* Instructions to follow
Return the records word for word. Any pictures in them are not part of the copy.

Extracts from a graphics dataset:
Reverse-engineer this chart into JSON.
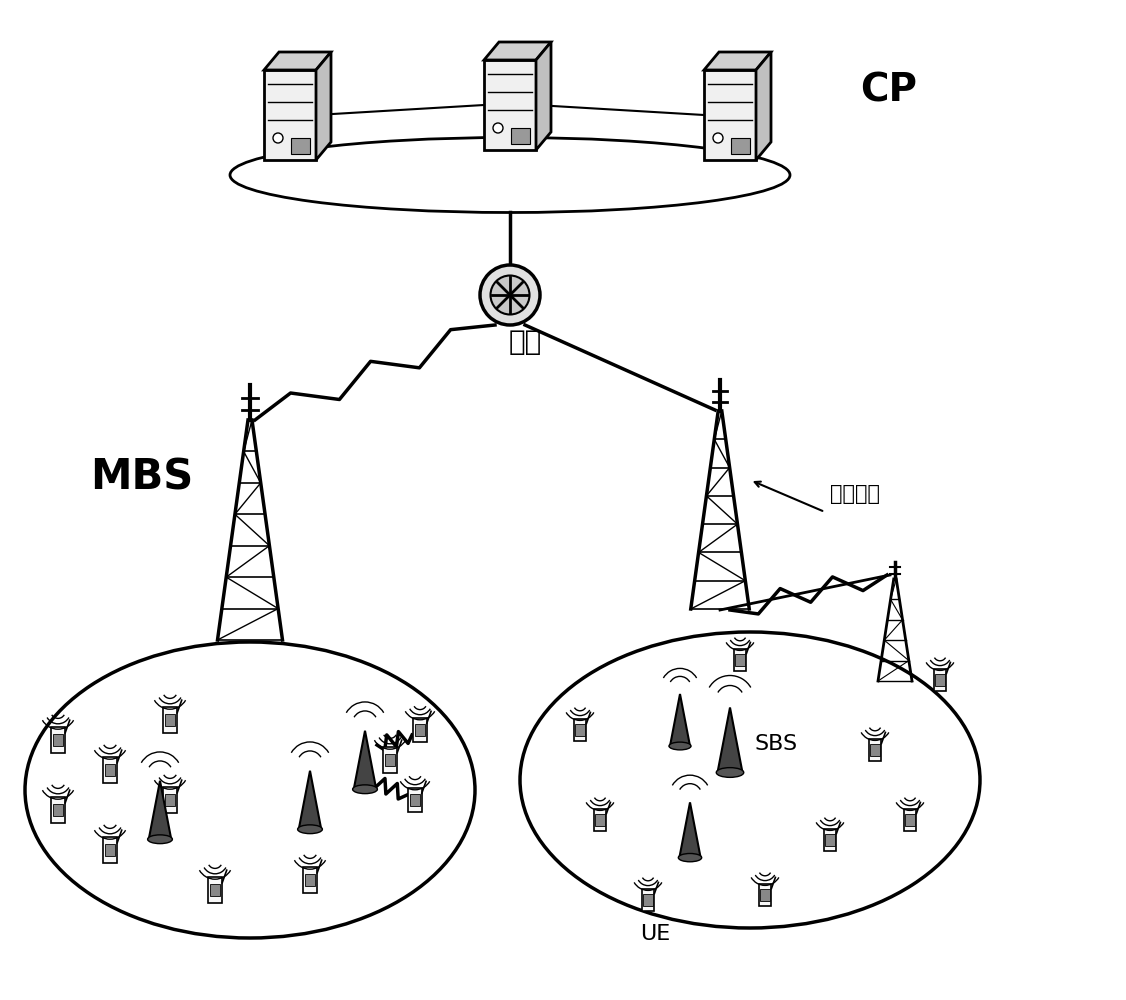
{
  "bg_color": "#ffffff",
  "text_color": "#000000",
  "labels": {
    "CP": "CP",
    "gateway": "网关",
    "MBS": "MBS",
    "SBS": "SBS",
    "UE": "UE",
    "comm_link": "通信链路"
  },
  "font_sizes": {
    "CP": 28,
    "gateway": 20,
    "MBS": 30,
    "SBS": 16,
    "UE": 16,
    "comm_link": 15
  }
}
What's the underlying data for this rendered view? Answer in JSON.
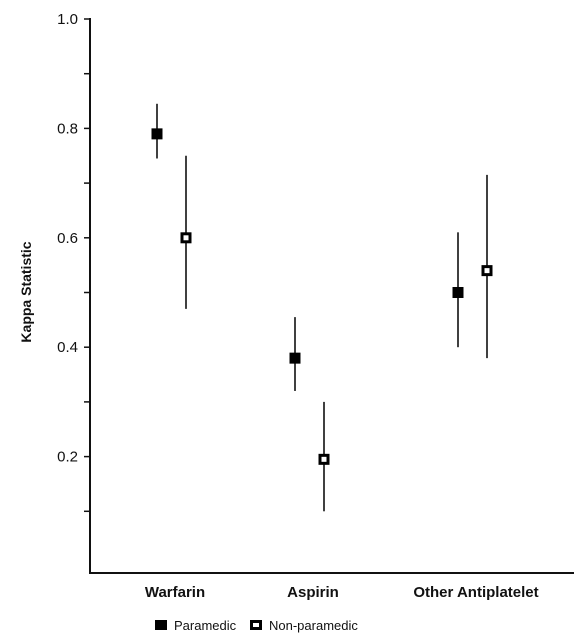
{
  "chart_data": {
    "type": "scatter",
    "title": "",
    "xlabel": "",
    "ylabel": "Kappa Statistic",
    "categories": [
      "Warfarin",
      "Aspirin",
      "Other Antiplatelet"
    ],
    "ylim": [
      0,
      1.0
    ],
    "yticks_major": [
      0.2,
      0.4,
      0.6,
      0.8,
      1.0
    ],
    "ytick_labels": [
      "0.2",
      "0.4",
      "0.6",
      "0.8",
      "1.0"
    ],
    "yticks_minor": [
      0.1,
      0.3,
      0.5,
      0.7,
      0.9
    ],
    "grid": false,
    "legend_position": "bottom",
    "series": [
      {
        "name": "Paramedic",
        "marker": "filled-square",
        "color": "#000000",
        "values": [
          0.79,
          0.38,
          0.5
        ],
        "ci_low": [
          0.745,
          0.32,
          0.4
        ],
        "ci_high": [
          0.845,
          0.455,
          0.61
        ]
      },
      {
        "name": "Non-paramedic",
        "marker": "open-square",
        "color": "#000000",
        "values": [
          0.6,
          0.195,
          0.54
        ],
        "ci_low": [
          0.47,
          0.1,
          0.38
        ],
        "ci_high": [
          0.75,
          0.3,
          0.715
        ]
      }
    ]
  }
}
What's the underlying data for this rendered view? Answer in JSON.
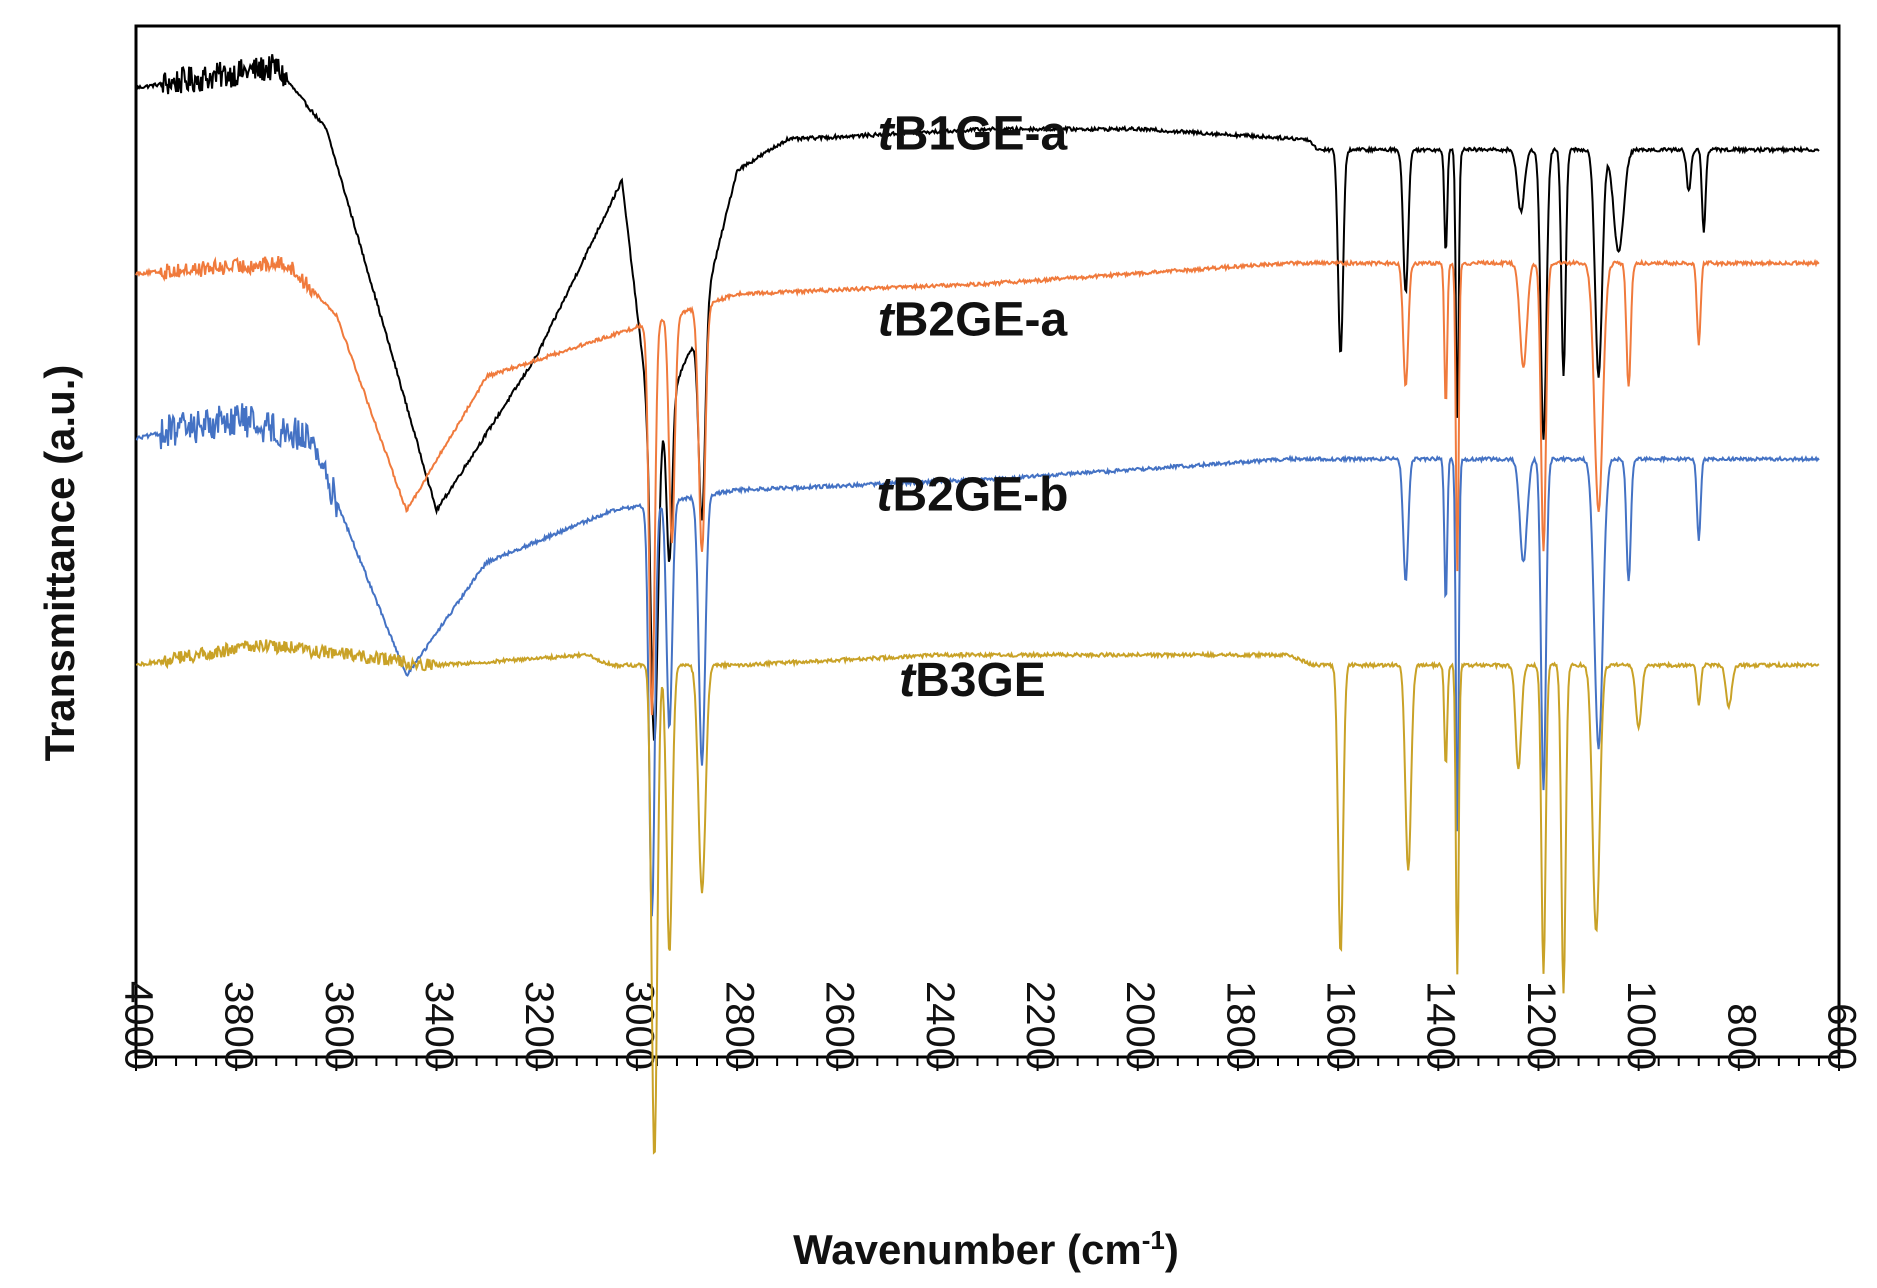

* The response
Reverse-engineer this chart into JSON.
{
  "bg_color": "#ffffff",
  "text_color": "#000000",
  "labels": {
    "CP": "CP",
    "gateway": "网关",
    "MBS": "MBS",
    "SBS": "SBS",
    "UE": "UE",
    "comm_link": "通信链路"
  },
  "font_sizes": {
    "CP": 28,
    "gateway": 20,
    "MBS": 30,
    "SBS": 16,
    "UE": 16,
    "comm_link": 15
  }
}
What's the underlying data for this rendered view? Answer in JSON.
{
  "chart_data": {
    "type": "scatter",
    "title": "",
    "xlabel": "",
    "ylabel": "Kappa Statistic",
    "categories": [
      "Warfarin",
      "Aspirin",
      "Other Antiplatelet"
    ],
    "ylim": [
      0,
      1.0
    ],
    "yticks_major": [
      0.2,
      0.4,
      0.6,
      0.8,
      1.0
    ],
    "ytick_labels": [
      "0.2",
      "0.4",
      "0.6",
      "0.8",
      "1.0"
    ],
    "yticks_minor": [
      0.1,
      0.3,
      0.5,
      0.7,
      0.9
    ],
    "grid": false,
    "legend_position": "bottom",
    "series": [
      {
        "name": "Paramedic",
        "marker": "filled-square",
        "color": "#000000",
        "values": [
          0.79,
          0.38,
          0.5
        ],
        "ci_low": [
          0.745,
          0.32,
          0.4
        ],
        "ci_high": [
          0.845,
          0.455,
          0.61
        ]
      },
      {
        "name": "Non-paramedic",
        "marker": "open-square",
        "color": "#000000",
        "values": [
          0.6,
          0.195,
          0.54
        ],
        "ci_low": [
          0.47,
          0.1,
          0.38
        ],
        "ci_high": [
          0.75,
          0.3,
          0.715
        ]
      }
    ]
  }
}
What's the underlying data for this rendered view? Answer in JSON.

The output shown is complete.